■ **Exercise brief**
Transcribe the material word for word, but without the images.

Provided records start

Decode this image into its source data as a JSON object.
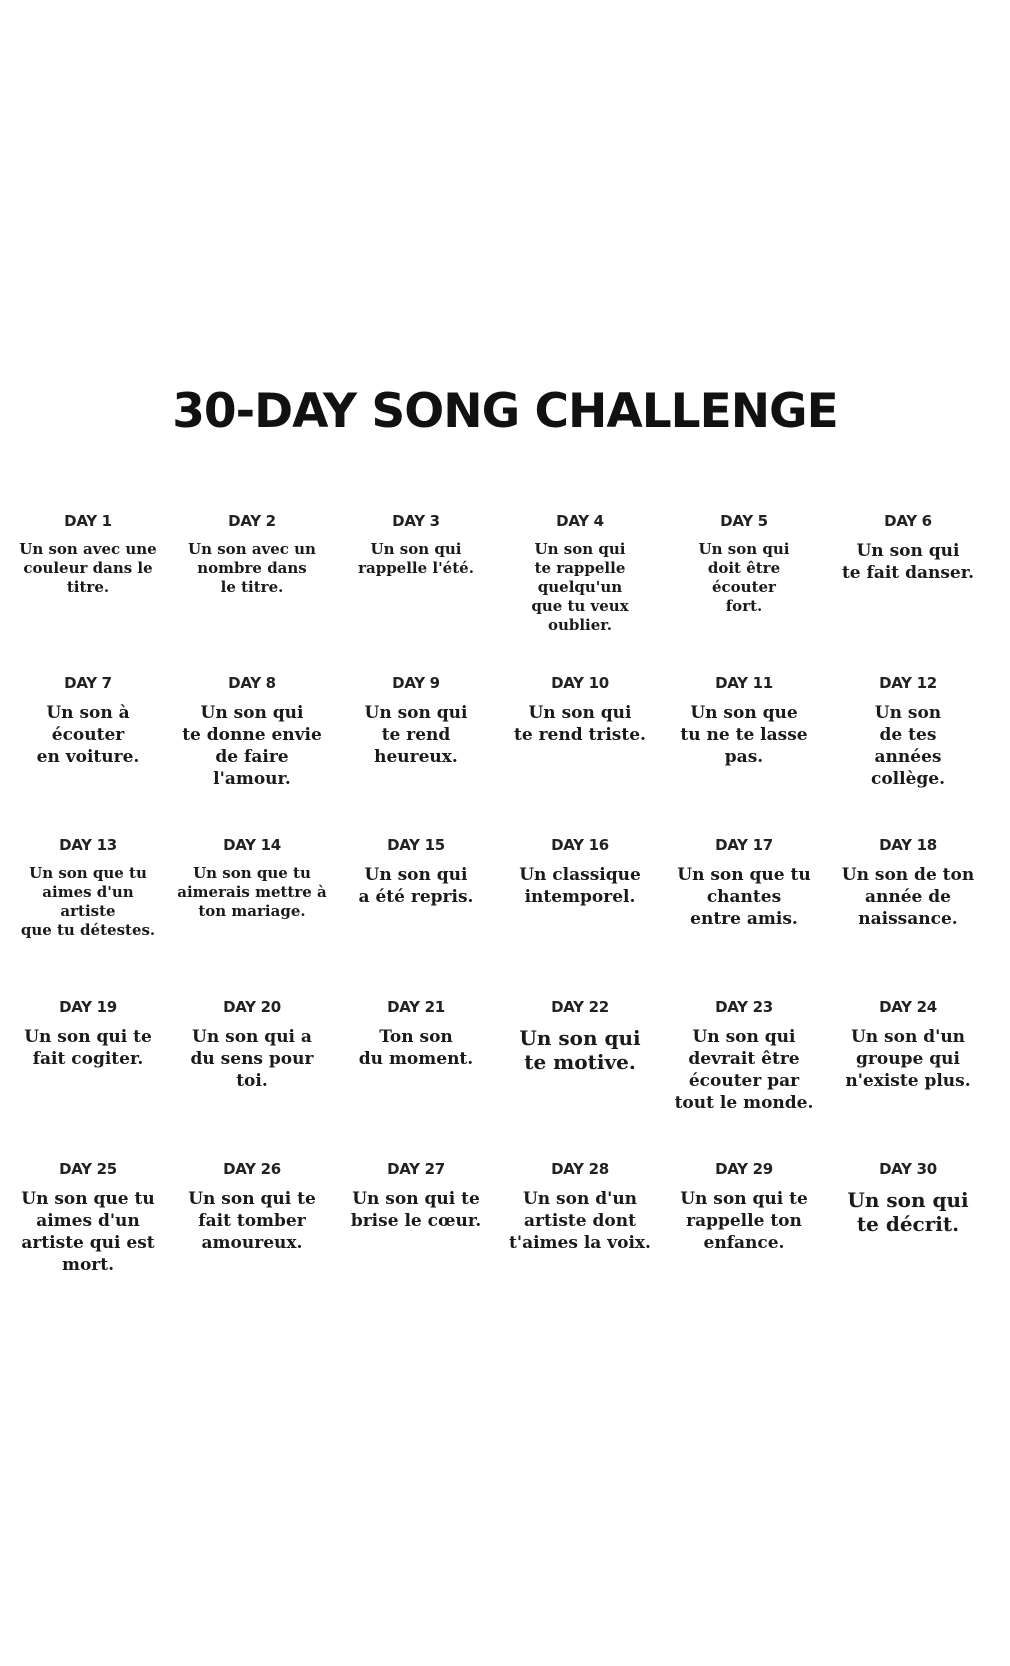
{
  "title": "30-DAY SONG CHALLENGE",
  "days": [
    {
      "label": "DAY 1",
      "text": "Un son avec une\ncouleur dans le\ntitre."
    },
    {
      "label": "DAY 2",
      "text": "Un son avec un\nnombre dans\nle titre."
    },
    {
      "label": "DAY 3",
      "text": "Un son qui\nrappelle l'été."
    },
    {
      "label": "DAY 4",
      "text": "Un son qui\nte rappelle\nquelqu'un\nque tu veux\noublier."
    },
    {
      "label": "DAY 5",
      "text": "Un son qui\ndoit être\nécouter\nfort."
    },
    {
      "label": "DAY 6",
      "text": "Un son qui\nte fait danser."
    },
    {
      "label": "DAY 7",
      "text": "Un son à\nécouter\nen voiture."
    },
    {
      "label": "DAY 8",
      "text": "Un son qui\nte donne envie\nde faire l'amour."
    },
    {
      "label": "DAY 9",
      "text": "Un son qui\nte rend\nheureux."
    },
    {
      "label": "DAY 10",
      "text": "Un son qui\nte rend triste."
    },
    {
      "label": "DAY 11",
      "text": "Un son que\ntu ne te lasse\npas."
    },
    {
      "label": "DAY 12",
      "text": "Un son\nde tes\nannées\ncollège."
    },
    {
      "label": "DAY 13",
      "text": "Un son que tu\naimes d'un\nartiste\nque tu détestes."
    },
    {
      "label": "DAY 14",
      "text": "Un son que tu\naimerais mettre à\nton mariage."
    },
    {
      "label": "DAY 15",
      "text": "Un son qui\na été repris."
    },
    {
      "label": "DAY 16",
      "text": "Un classique\nintemporel."
    },
    {
      "label": "DAY 17",
      "text": "Un son que tu\nchantes\nentre amis."
    },
    {
      "label": "DAY 18",
      "text": "Un son de ton\nannée de\nnaissance."
    },
    {
      "label": "DAY 19",
      "text": "Un son qui te\nfait cogiter."
    },
    {
      "label": "DAY 20",
      "text": "Un son qui a\ndu sens pour\ntoi."
    },
    {
      "label": "DAY 21",
      "text": "Ton son\ndu moment."
    },
    {
      "label": "DAY 22",
      "text": "Un son qui\nte motive."
    },
    {
      "label": "DAY 23",
      "text": "Un son qui\ndevrait être\nécouter par\ntout le monde."
    },
    {
      "label": "DAY 24",
      "text": "Un son d'un\ngroupe qui\nn'existe plus."
    },
    {
      "label": "DAY 25",
      "text": "Un son que tu\naimes d'un\nartiste qui est\nmort."
    },
    {
      "label": "DAY 26",
      "text": "Un son qui te\nfait tomber\namoureux."
    },
    {
      "label": "DAY 27",
      "text": "Un son qui te\nbrise le cœur."
    },
    {
      "label": "DAY 28",
      "text": "Un son d'un\nartiste dont\nt'aimes la voix."
    },
    {
      "label": "DAY 29",
      "text": "Un son qui te\nrappelle ton\nenfance."
    },
    {
      "label": "DAY 30",
      "text": "Un son qui\nte décrit."
    }
  ]
}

Provided records end

■ **Expected output**
Decode this image into its source data as a JSON object.
{
  "title": "30-DAY SONG CHALLENGE",
  "days": [
    {
      "label": "DAY 1",
      "text": "Un son avec une\ncouleur dans le\ntitre."
    },
    {
      "label": "DAY 2",
      "text": "Un son avec un\nnombre dans\nle titre."
    },
    {
      "label": "DAY 3",
      "text": "Un son qui\nrappelle l'été."
    },
    {
      "label": "DAY 4",
      "text": "Un son qui\nte rappelle\nquelqu'un\nque tu veux\noublier."
    },
    {
      "label": "DAY 5",
      "text": "Un son qui\ndoit être\nécouter\nfort."
    },
    {
      "label": "DAY 6",
      "text": "Un son qui\nte fait danser."
    },
    {
      "label": "DAY 7",
      "text": "Un son à\nécouter\nen voiture."
    },
    {
      "label": "DAY 8",
      "text": "Un son qui\nte donne envie\nde faire l'amour."
    },
    {
      "label": "DAY 9",
      "text": "Un son qui\nte rend\nheureux."
    },
    {
      "label": "DAY 10",
      "text": "Un son qui\nte rend triste."
    },
    {
      "label": "DAY 11",
      "text": "Un son que\ntu ne te lasse\npas."
    },
    {
      "label": "DAY 12",
      "text": "Un son\nde tes\nannées\ncollège."
    },
    {
      "label": "DAY 13",
      "text": "Un son que tu\naimes d'un\nartiste\nque tu détestes."
    },
    {
      "label": "DAY 14",
      "text": "Un son que tu\naimerais mettre à\nton mariage."
    },
    {
      "label": "DAY 15",
      "text": "Un son qui\na été repris."
    },
    {
      "label": "DAY 16",
      "text": "Un classique\nintemporel."
    },
    {
      "label": "DAY 17",
      "text": "Un son que tu\nchantes\nentre amis."
    },
    {
      "label": "DAY 18",
      "text": "Un son de ton\nannée de\nnaissance."
    },
    {
      "label": "DAY 19",
      "text": "Un son qui te\nfait cogiter."
    },
    {
      "label": "DAY 20",
      "text": "Un son qui a\ndu sens pour\ntoi."
    },
    {
      "label": "DAY 21",
      "text": "Ton son\ndu moment."
    },
    {
      "label": "DAY 22",
      "text": "Un son qui\nte motive."
    },
    {
      "label": "DAY 23",
      "text": "Un son qui\ndevrait être\nécouter par\ntout le monde."
    },
    {
      "label": "DAY 24",
      "text": "Un son d'un\ngroupe qui\nn'existe plus."
    },
    {
      "label": "DAY 25",
      "text": "Un son que tu\naimes d'un\nartiste qui est\nmort."
    },
    {
      "label": "DAY 26",
      "text": "Un son qui te\nfait tomber\namoureux."
    },
    {
      "label": "DAY 27",
      "text": "Un son qui te\nbrise le cœur."
    },
    {
      "label": "DAY 28",
      "text": "Un son d'un\nartiste dont\nt'aimes la voix."
    },
    {
      "label": "DAY 29",
      "text": "Un son qui te\nrappelle ton\nenfance."
    },
    {
      "label": "DAY 30",
      "text": "Un son qui\nte décrit."
    }
  ]
}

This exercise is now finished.